• **TASK TO COMPLETE**:
Extract, from the listing that follows, each line containing the word "GMERSMC".

Lines of data:
☆ ☆ ☆ ☆

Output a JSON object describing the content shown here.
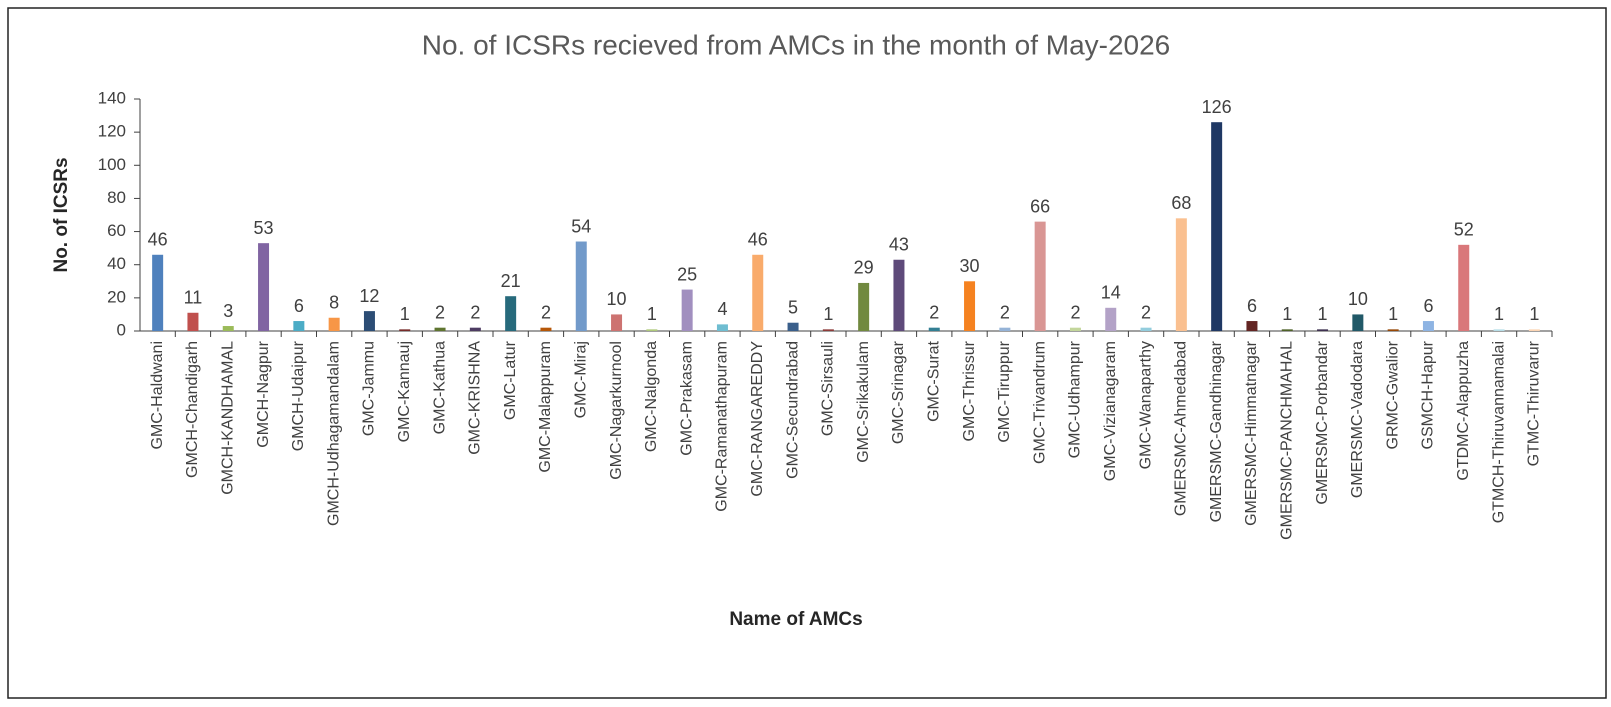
{
  "chart_data": {
    "type": "bar",
    "title": "No. of ICSRs recieved from AMCs in the month of  May-2026",
    "x_label": "Name  of AMCs",
    "y_label": "No. of ICSRs",
    "categories": [
      "GMC-Haldwani",
      "GMCH-Chandigarh",
      "GMCH-KANDHAMAL",
      "GMCH-Nagpur",
      "GMCH-Udaipur",
      "GMCH-Udhagamandalam",
      "GMC-Jammu",
      "GMC-Kannauj",
      "GMC-Kathua",
      "GMC-KRISHNA",
      "GMC-Latur",
      "GMC-Malappuram",
      "GMC-Miraj",
      "GMC-Nagarkurnool",
      "GMC-Nalgonda",
      "GMC-Prakasam",
      "GMC-Ramanathapuram",
      "GMC-RANGAREDDY",
      "GMC-Secundrabad",
      "GMC-Sirsauli",
      "GMC-Srikakulam",
      "GMC-Srinagar",
      "GMC-Surat",
      "GMC-Thrissur",
      "GMC-Tiruppur",
      "GMC-Trivandrum",
      "GMC-Udhampur",
      "GMC-Vizianagaram",
      "GMC-Wanaparthy",
      "GMERSMC-Ahmedabad",
      "GMERSMC-Gandhinagar",
      "GMERSMC-Himmatnagar",
      "GMERSMC-PANCHMAHAL",
      "GMERSMC-Porbandar",
      "GMERSMC-Vadodara",
      "GRMC-Gwalior",
      "GSMCH-Hapur",
      "GTDMC-Alappuzha",
      "GTMCH-Thiruvannamalai",
      "GTMC-Thiruvarur"
    ],
    "values": [
      46,
      11,
      3,
      53,
      6,
      8,
      12,
      1,
      2,
      2,
      21,
      2,
      54,
      10,
      1,
      25,
      4,
      46,
      5,
      1,
      29,
      43,
      2,
      30,
      2,
      66,
      2,
      14,
      2,
      68,
      126,
      6,
      1,
      1,
      10,
      1,
      6,
      52,
      1,
      1
    ],
    "colors": [
      "#4f81bd",
      "#c0504d",
      "#9bbb59",
      "#8064a2",
      "#4bacc6",
      "#f79646",
      "#2c4d75",
      "#772c2a",
      "#5f7530",
      "#4d3b62",
      "#276a7c",
      "#b65708",
      "#729aca",
      "#cd7371",
      "#afc97a",
      "#a18fbf",
      "#6fbdd1",
      "#f9ab6b",
      "#3a5f8b",
      "#8e3b39",
      "#71893f",
      "#5e4a7a",
      "#327f93",
      "#f58220",
      "#95b3d7",
      "#d99694",
      "#c3d69b",
      "#b3a2c7",
      "#93cddd",
      "#fac090",
      "#1f3864",
      "#632523",
      "#4f6228",
      "#3f3151",
      "#215968",
      "#974806",
      "#8eb4e3",
      "#d9777a",
      "#b7dee8",
      "#fcd5b4"
    ],
    "ylim": [
      0,
      140
    ],
    "yticks": [
      0,
      20,
      40,
      60,
      80,
      100,
      120,
      140
    ],
    "grid": false
  }
}
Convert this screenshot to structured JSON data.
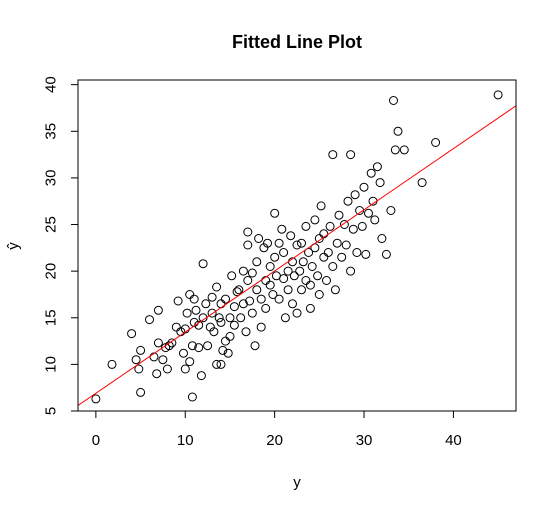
{
  "chart_data": {
    "type": "scatter",
    "title": "Fitted Line Plot",
    "xlabel": "y",
    "ylabel": "ŷ",
    "xlim": [
      -2,
      47
    ],
    "ylim": [
      5,
      40.5
    ],
    "xticks": [
      0,
      10,
      20,
      30,
      40
    ],
    "yticks": [
      5,
      10,
      15,
      20,
      25,
      30,
      35,
      40
    ],
    "grid": false,
    "colors": {
      "points": "#000000",
      "line": "#ff0000",
      "frame": "#000000"
    },
    "fitted_line": {
      "intercept": 6.9,
      "slope": 0.656
    },
    "points": [
      [
        0.0,
        6.3
      ],
      [
        1.8,
        10.0
      ],
      [
        4.0,
        13.3
      ],
      [
        4.5,
        10.5
      ],
      [
        4.8,
        9.5
      ],
      [
        5.0,
        11.5
      ],
      [
        5.0,
        7.0
      ],
      [
        6.0,
        14.8
      ],
      [
        6.5,
        10.8
      ],
      [
        6.8,
        9.0
      ],
      [
        7.0,
        15.8
      ],
      [
        7.0,
        12.3
      ],
      [
        7.5,
        10.5
      ],
      [
        7.8,
        11.8
      ],
      [
        8.0,
        9.5
      ],
      [
        8.2,
        12.0
      ],
      [
        8.5,
        12.3
      ],
      [
        9.0,
        14.0
      ],
      [
        9.2,
        16.8
      ],
      [
        9.5,
        13.5
      ],
      [
        9.8,
        11.2
      ],
      [
        10.0,
        13.8
      ],
      [
        10.0,
        9.5
      ],
      [
        10.2,
        15.5
      ],
      [
        10.5,
        17.5
      ],
      [
        10.5,
        10.3
      ],
      [
        10.8,
        12.0
      ],
      [
        10.8,
        6.5
      ],
      [
        11.0,
        14.5
      ],
      [
        11.0,
        17.0
      ],
      [
        11.2,
        15.8
      ],
      [
        11.5,
        14.2
      ],
      [
        11.5,
        11.8
      ],
      [
        11.8,
        8.8
      ],
      [
        12.0,
        20.8
      ],
      [
        12.0,
        15.0
      ],
      [
        12.3,
        16.5
      ],
      [
        12.5,
        12.0
      ],
      [
        12.8,
        14.0
      ],
      [
        13.0,
        15.5
      ],
      [
        13.0,
        17.2
      ],
      [
        13.2,
        13.5
      ],
      [
        13.5,
        18.3
      ],
      [
        13.5,
        10.0
      ],
      [
        13.8,
        15.0
      ],
      [
        14.0,
        14.5
      ],
      [
        14.0,
        16.5
      ],
      [
        14.0,
        10.0
      ],
      [
        14.2,
        11.5
      ],
      [
        14.5,
        12.5
      ],
      [
        14.5,
        17.0
      ],
      [
        14.8,
        11.2
      ],
      [
        15.0,
        15.0
      ],
      [
        15.0,
        13.0
      ],
      [
        15.2,
        19.5
      ],
      [
        15.5,
        16.2
      ],
      [
        15.5,
        14.2
      ],
      [
        15.8,
        17.8
      ],
      [
        16.0,
        18.0
      ],
      [
        16.2,
        15.0
      ],
      [
        16.5,
        20.0
      ],
      [
        16.5,
        16.5
      ],
      [
        16.8,
        13.5
      ],
      [
        17.0,
        19.0
      ],
      [
        17.0,
        22.8
      ],
      [
        17.0,
        24.2
      ],
      [
        17.2,
        16.8
      ],
      [
        17.5,
        19.8
      ],
      [
        17.5,
        15.5
      ],
      [
        17.8,
        12.0
      ],
      [
        18.0,
        18.0
      ],
      [
        18.0,
        21.0
      ],
      [
        18.2,
        23.5
      ],
      [
        18.5,
        17.0
      ],
      [
        18.5,
        14.0
      ],
      [
        18.8,
        22.5
      ],
      [
        19.0,
        19.0
      ],
      [
        19.0,
        16.0
      ],
      [
        19.2,
        23.0
      ],
      [
        19.5,
        18.5
      ],
      [
        19.5,
        20.5
      ],
      [
        19.8,
        17.5
      ],
      [
        20.0,
        21.5
      ],
      [
        20.0,
        26.2
      ],
      [
        20.2,
        19.5
      ],
      [
        20.5,
        23.0
      ],
      [
        20.5,
        17.0
      ],
      [
        20.8,
        24.5
      ],
      [
        21.0,
        19.2
      ],
      [
        21.0,
        22.0
      ],
      [
        21.2,
        15.0
      ],
      [
        21.5,
        20.0
      ],
      [
        21.5,
        18.0
      ],
      [
        21.8,
        23.8
      ],
      [
        22.0,
        21.0
      ],
      [
        22.0,
        16.5
      ],
      [
        22.2,
        19.5
      ],
      [
        22.5,
        15.5
      ],
      [
        22.5,
        22.8
      ],
      [
        22.8,
        20.0
      ],
      [
        23.0,
        18.0
      ],
      [
        23.0,
        23.0
      ],
      [
        23.2,
        21.0
      ],
      [
        23.5,
        19.0
      ],
      [
        23.5,
        24.8
      ],
      [
        23.8,
        22.0
      ],
      [
        24.0,
        18.5
      ],
      [
        24.0,
        16.0
      ],
      [
        24.2,
        20.5
      ],
      [
        24.5,
        25.5
      ],
      [
        24.5,
        22.5
      ],
      [
        24.8,
        19.5
      ],
      [
        25.0,
        23.5
      ],
      [
        25.0,
        17.5
      ],
      [
        25.2,
        27.0
      ],
      [
        25.5,
        21.5
      ],
      [
        25.5,
        24.0
      ],
      [
        25.8,
        19.0
      ],
      [
        26.0,
        22.0
      ],
      [
        26.2,
        24.8
      ],
      [
        26.5,
        20.5
      ],
      [
        26.5,
        32.5
      ],
      [
        26.8,
        18.0
      ],
      [
        27.0,
        23.0
      ],
      [
        27.2,
        26.0
      ],
      [
        27.5,
        21.5
      ],
      [
        27.8,
        25.0
      ],
      [
        28.0,
        22.8
      ],
      [
        28.2,
        27.5
      ],
      [
        28.5,
        32.5
      ],
      [
        28.5,
        20.0
      ],
      [
        28.8,
        24.5
      ],
      [
        29.0,
        28.2
      ],
      [
        29.2,
        22.0
      ],
      [
        29.5,
        26.5
      ],
      [
        29.8,
        24.8
      ],
      [
        30.0,
        29.0
      ],
      [
        30.2,
        21.8
      ],
      [
        30.5,
        26.2
      ],
      [
        30.8,
        30.5
      ],
      [
        31.0,
        27.5
      ],
      [
        31.2,
        25.5
      ],
      [
        31.5,
        31.2
      ],
      [
        31.8,
        29.5
      ],
      [
        32.0,
        23.5
      ],
      [
        32.5,
        21.8
      ],
      [
        33.0,
        26.5
      ],
      [
        33.3,
        38.3
      ],
      [
        33.5,
        33.0
      ],
      [
        33.8,
        35.0
      ],
      [
        34.5,
        33.0
      ],
      [
        36.5,
        29.5
      ],
      [
        38.0,
        33.8
      ],
      [
        45.0,
        38.9
      ]
    ]
  }
}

☆ ☆ ☆ ☆

• **CORRECT RESPONSE**:
      "GMERSMC-Ahmedabad",
      "GMERSMC-Gandhinagar",
      "GMERSMC-Himmatnagar",
      "GMERSMC-PANCHMAHAL",
      "GMERSMC-Porbandar",
      "GMERSMC-Vadodara",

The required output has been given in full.